Такое неверное направление в работе ломает творческую подвижность, присущую промыслу, художественную гибкость и многообразие форм, основанное на системе творческого варьирования. Ломает также практику ученичества – чрезвычайно важное звено в развитии народного искусства, связанное со всей его творческой структурой10 [10 Некрасова М. А. Время и пространство в миниатюре Палеха. – В сб.: Советское искусствознание-76, вып. 1. М., 1976, с. 47–68; Некрасова М. А. Народное искусство как часть культуры. Его взаимодействие с другими видами искусства. Формы современного развития. – Всесоюзная конференция по проблемам развития современного народного искусства в свете постановления ЦК КПСС «О народных художественных промыслах». М., 1977, с. 35–54].

Дело в том, что и в этой, четвертой, форме народное искусство несет свою художественно-культурную функцию только при условии сохранения его творческой структуры, где преемственность есть основа профессионально-художественной культуры промысла, основа творческой коллективности, наконец, основа функционирования народного искусства как художественного типа.

К четвертой форме мы относим как малые (керамическая мастерская в Опошне), так и большие производственные коллективы (фабрика миниатюрной росписи в Федоскине или «Хохломская роспись» в г. Семенове).

Творчество во всех четырех рассмотренных формах – это народное искусство, функционирующее в разных уровнях, но сохраняющее общую творческую структуру развития, ориентированную на канонические системы, на традицию, живущую в устно-зрительной передаче и предполагающую соответствующее восприятие. То есть тут действует психологический фактор.

#####

• Условие задачи
Какие большие производственные коллективы названы во фрагменте о народном искусстве в качестве примеров четвертой формы?

• Данные
#####

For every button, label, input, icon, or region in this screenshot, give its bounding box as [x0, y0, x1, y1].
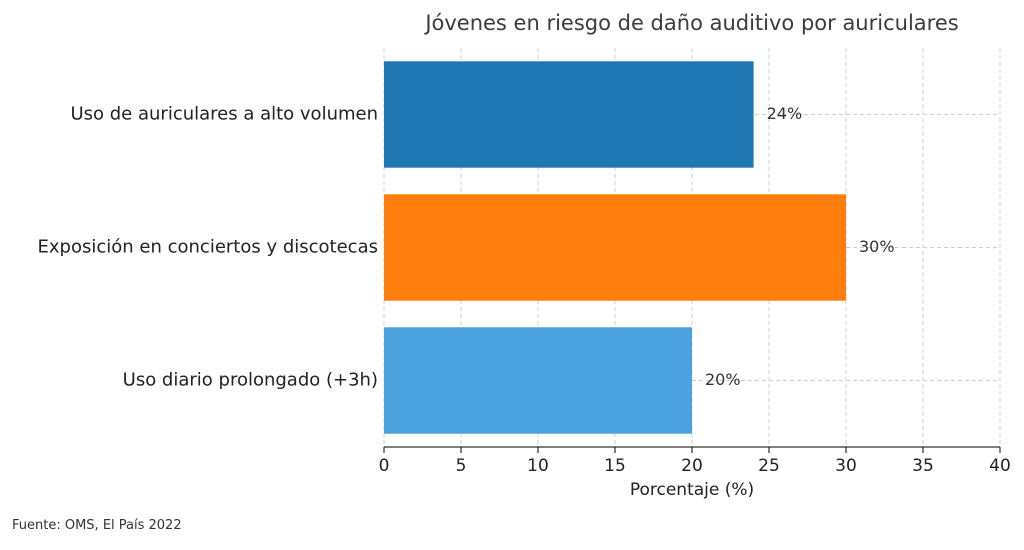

#####

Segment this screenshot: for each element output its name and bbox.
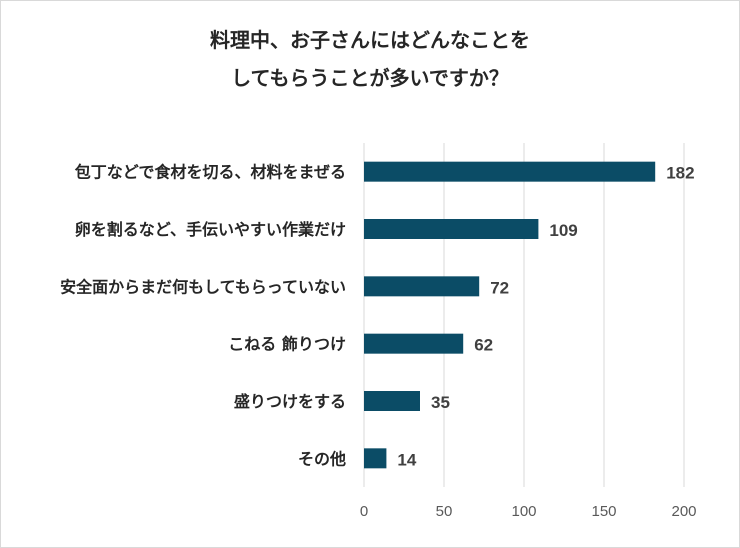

#####

• Ответ
Фабрика миниатюрной росписи в Федоскине и «Хохломская роспись» в г. Семенове.